Your task – For each line of the listing, output an exact copy.

Available records –
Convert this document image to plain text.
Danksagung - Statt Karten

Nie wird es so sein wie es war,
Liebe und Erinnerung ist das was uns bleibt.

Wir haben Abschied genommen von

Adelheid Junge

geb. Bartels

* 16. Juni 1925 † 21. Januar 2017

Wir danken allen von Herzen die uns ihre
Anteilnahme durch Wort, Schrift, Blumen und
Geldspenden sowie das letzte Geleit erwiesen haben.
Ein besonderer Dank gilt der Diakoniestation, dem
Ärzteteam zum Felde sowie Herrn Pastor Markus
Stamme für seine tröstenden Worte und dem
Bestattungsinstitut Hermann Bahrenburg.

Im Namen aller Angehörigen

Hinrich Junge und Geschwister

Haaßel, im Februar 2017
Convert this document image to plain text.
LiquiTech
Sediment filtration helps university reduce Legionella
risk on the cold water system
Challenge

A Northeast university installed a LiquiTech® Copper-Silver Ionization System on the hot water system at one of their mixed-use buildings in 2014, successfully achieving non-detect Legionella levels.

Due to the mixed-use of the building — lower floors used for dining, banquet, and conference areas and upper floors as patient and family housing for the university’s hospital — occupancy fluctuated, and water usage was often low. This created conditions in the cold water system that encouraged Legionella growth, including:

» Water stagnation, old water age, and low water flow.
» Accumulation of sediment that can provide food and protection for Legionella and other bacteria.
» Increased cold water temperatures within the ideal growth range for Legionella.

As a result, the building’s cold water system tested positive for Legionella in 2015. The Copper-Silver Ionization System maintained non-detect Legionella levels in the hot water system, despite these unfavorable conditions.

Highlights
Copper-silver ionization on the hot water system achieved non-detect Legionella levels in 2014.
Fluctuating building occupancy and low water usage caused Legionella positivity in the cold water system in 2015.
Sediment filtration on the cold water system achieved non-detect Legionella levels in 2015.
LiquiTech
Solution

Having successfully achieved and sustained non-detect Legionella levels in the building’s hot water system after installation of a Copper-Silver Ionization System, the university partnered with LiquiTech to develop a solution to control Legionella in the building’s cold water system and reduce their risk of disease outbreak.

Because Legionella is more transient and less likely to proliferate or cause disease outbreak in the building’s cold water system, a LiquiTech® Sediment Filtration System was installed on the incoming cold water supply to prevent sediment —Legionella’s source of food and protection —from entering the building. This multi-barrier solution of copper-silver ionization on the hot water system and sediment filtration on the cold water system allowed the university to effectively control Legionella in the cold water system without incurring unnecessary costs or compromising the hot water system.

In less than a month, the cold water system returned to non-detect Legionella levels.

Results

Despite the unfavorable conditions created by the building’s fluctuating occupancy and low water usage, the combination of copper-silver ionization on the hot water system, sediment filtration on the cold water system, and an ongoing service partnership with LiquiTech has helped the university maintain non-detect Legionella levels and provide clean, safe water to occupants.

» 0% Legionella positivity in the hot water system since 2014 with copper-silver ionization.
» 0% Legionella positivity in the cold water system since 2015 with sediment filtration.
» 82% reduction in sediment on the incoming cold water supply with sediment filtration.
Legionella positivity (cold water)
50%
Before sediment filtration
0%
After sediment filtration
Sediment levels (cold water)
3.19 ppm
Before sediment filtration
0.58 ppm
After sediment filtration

Solution to this exercise –
Convert this document image to plain text.
Danksagung - Statt Karten

Nie wird es so sein wie es war,
Liebe und Erinnerung ist das was uns bleibt.

Wir haben Abschied genommen von

Adelheid Junge

geb. Bartels

* 16. Juni 1925 † 21. Januar 2017

Wir danken allen von Herzen die uns ihre
Anteilnahme durch Wort, Schrift, Blumen und
Geldspenden sowie das letzte Geleit erwiesen haben.
Ein besonderer Dank gilt der Diakoniestation, dem
Ärzteteam zum Felde sowie Herrn Pastor Markus
Stamme für seine tröstenden Worte und dem
Bestattungsinstitut Hermann Bahrenburg.

Im Namen aller Angehörigen

Hinrich Junge und Geschwister

Haaßel, im Februar 2017
Convert this document image to plain text.
LiquiTech
Sediment filtration helps university reduce Legionella
risk on the cold water system
Challenge

A Northeast university installed a LiquiTech® Copper-Silver Ionization System on the hot water system at one of their mixed-use buildings in 2014, successfully achieving non-detect Legionella levels.

Due to the mixed-use of the building — lower floors used for dining, banquet, and conference areas and upper floors as patient and family housing for the university’s hospital — occupancy fluctuated, and water usage was often low. This created conditions in the cold water system that encouraged Legionella growth, including:

» Water stagnation, old water age, and low water flow.
» Accumulation of sediment that can provide food and protection for Legionella and other bacteria.
» Increased cold water temperatures within the ideal growth range for Legionella.

As a result, the building’s cold water system tested positive for Legionella in 2015. The Copper-Silver Ionization System maintained non-detect Legionella levels in the hot water system, despite these unfavorable conditions.

Highlights
Copper-silver ionization on the hot water system achieved non-detect Legionella levels in 2014.
Fluctuating building occupancy and low water usage caused Legionella positivity in the cold water system in 2015.
Sediment filtration on the cold water system achieved non-detect Legionella levels in 2015.
LiquiTech
Solution

Having successfully achieved and sustained non-detect Legionella levels in the building’s hot water system after installation of a Copper-Silver Ionization System, the university partnered with LiquiTech to develop a solution to control Legionella in the building’s cold water system and reduce their risk of disease outbreak.

Because Legionella is more transient and less likely to proliferate or cause disease outbreak in the building’s cold water system, a LiquiTech® Sediment Filtration System was installed on the incoming cold water supply to prevent sediment —Legionella’s source of food and protection —from entering the building. This multi-barrier solution of copper-silver ionization on the hot water system and sediment filtration on the cold water system allowed the university to effectively control Legionella in the cold water system without incurring unnecessary costs or compromising the hot water system.

In less than a month, the cold water system returned to non-detect Legionella levels.

Results

Despite the unfavorable conditions created by the building’s fluctuating occupancy and low water usage, the combination of copper-silver ionization on the hot water system, sediment filtration on the cold water system, and an ongoing service partnership with LiquiTech has helped the university maintain non-detect Legionella levels and provide clean, safe water to occupants.

» 0% Legionella positivity in the hot water system since 2014 with copper-silver ionization.
» 0% Legionella positivity in the cold water system since 2015 with sediment filtration.
» 82% reduction in sediment on the incoming cold water supply with sediment filtration.
Legionella positivity (cold water)
50%
Before sediment filtration
0%
After sediment filtration
Sediment levels (cold water)
3.19 ppm
Before sediment filtration
0.58 ppm
After sediment filtration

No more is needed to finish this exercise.